### WHAT TO WORK ON
Extract every entry word for word. Skip the pictures.

### GIVEN ENTRIES
^^^^

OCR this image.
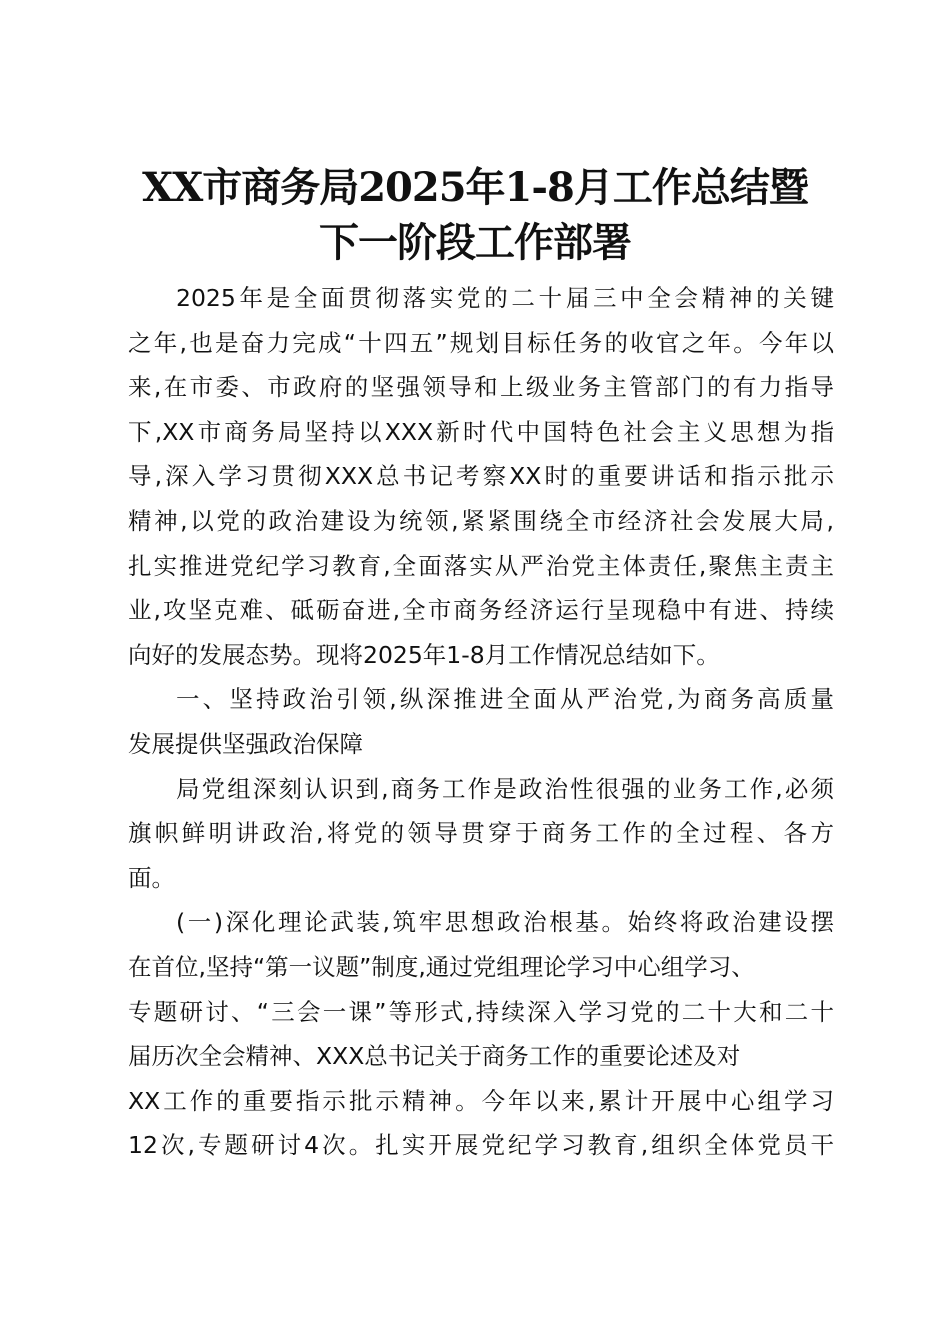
XX市商务局2025年1-8月工作总结暨
下一阶段工作部署
2025年是全面贯彻落实党的二十届三中全会精神的关键
之年,也是奋力完成“十四五”规划目标任务的收官之年。今年以
来,在市委、市政府的坚强领导和上级业务主管部门的有力指导
下,XX市商务局坚持以XXX新时代中国特色社会主义思想为指
导,深入学习贯彻XXX总书记考察XX时的重要讲话和指示批示
精神,以党的政治建设为统领,紧紧围绕全市经济社会发展大局,
扎实推进党纪学习教育,全面落实从严治党主体责任,聚焦主责主
业,攻坚克难、砥砺奋进,全市商务经济运行呈现稳中有进、持续
向好的发展态势。现将2025年1-8月工作情况总结如下。
一、坚持政治引领,纵深推进全面从严治党,为商务高质量
发展提供坚强政治保障
局党组深刻认识到,商务工作是政治性很强的业务工作,必须
旗帜鲜明讲政治,将党的领导贯穿于商务工作的全过程、各方
面。
(一)深化理论武装,筑牢思想政治根基。始终将政治建设摆
在首位,坚持“第一议题”制度,通过党组理论学习中心组学习、
专题研讨、“三会一课”等形式,持续深入学习党的二十大和二十
届历次全会精神、XXX总书记关于商务工作的重要论述及对
XX工作的重要指示批示精神。今年以来,累计开展中心组学习
12次,专题研讨4次。扎实开展党纪学习教育,组织全体党员干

^^^^

### TASK ANSWER
OCR this image.
XX市商务局2025年1-8月工作总结暨
下一阶段工作部署
2025年是全面贯彻落实党的二十届三中全会精神的关键
之年,也是奋力完成“十四五”规划目标任务的收官之年。今年以
来,在市委、市政府的坚强领导和上级业务主管部门的有力指导
下,XX市商务局坚持以XXX新时代中国特色社会主义思想为指
导,深入学习贯彻XXX总书记考察XX时的重要讲话和指示批示
精神,以党的政治建设为统领,紧紧围绕全市经济社会发展大局,
扎实推进党纪学习教育,全面落实从严治党主体责任,聚焦主责主
业,攻坚克难、砥砺奋进,全市商务经济运行呈现稳中有进、持续
向好的发展态势。现将2025年1-8月工作情况总结如下。
一、坚持政治引领,纵深推进全面从严治党,为商务高质量
发展提供坚强政治保障
局党组深刻认识到,商务工作是政治性很强的业务工作,必须
旗帜鲜明讲政治,将党的领导贯穿于商务工作的全过程、各方
面。
(一)深化理论武装,筑牢思想政治根基。始终将政治建设摆
在首位,坚持“第一议题”制度,通过党组理论学习中心组学习、
专题研讨、“三会一课”等形式,持续深入学习党的二十大和二十
届历次全会精神、XXX总书记关于商务工作的重要论述及对
XX工作的重要指示批示精神。今年以来,累计开展中心组学习
12次,专题研讨4次。扎实开展党纪学习教育,组织全体党员干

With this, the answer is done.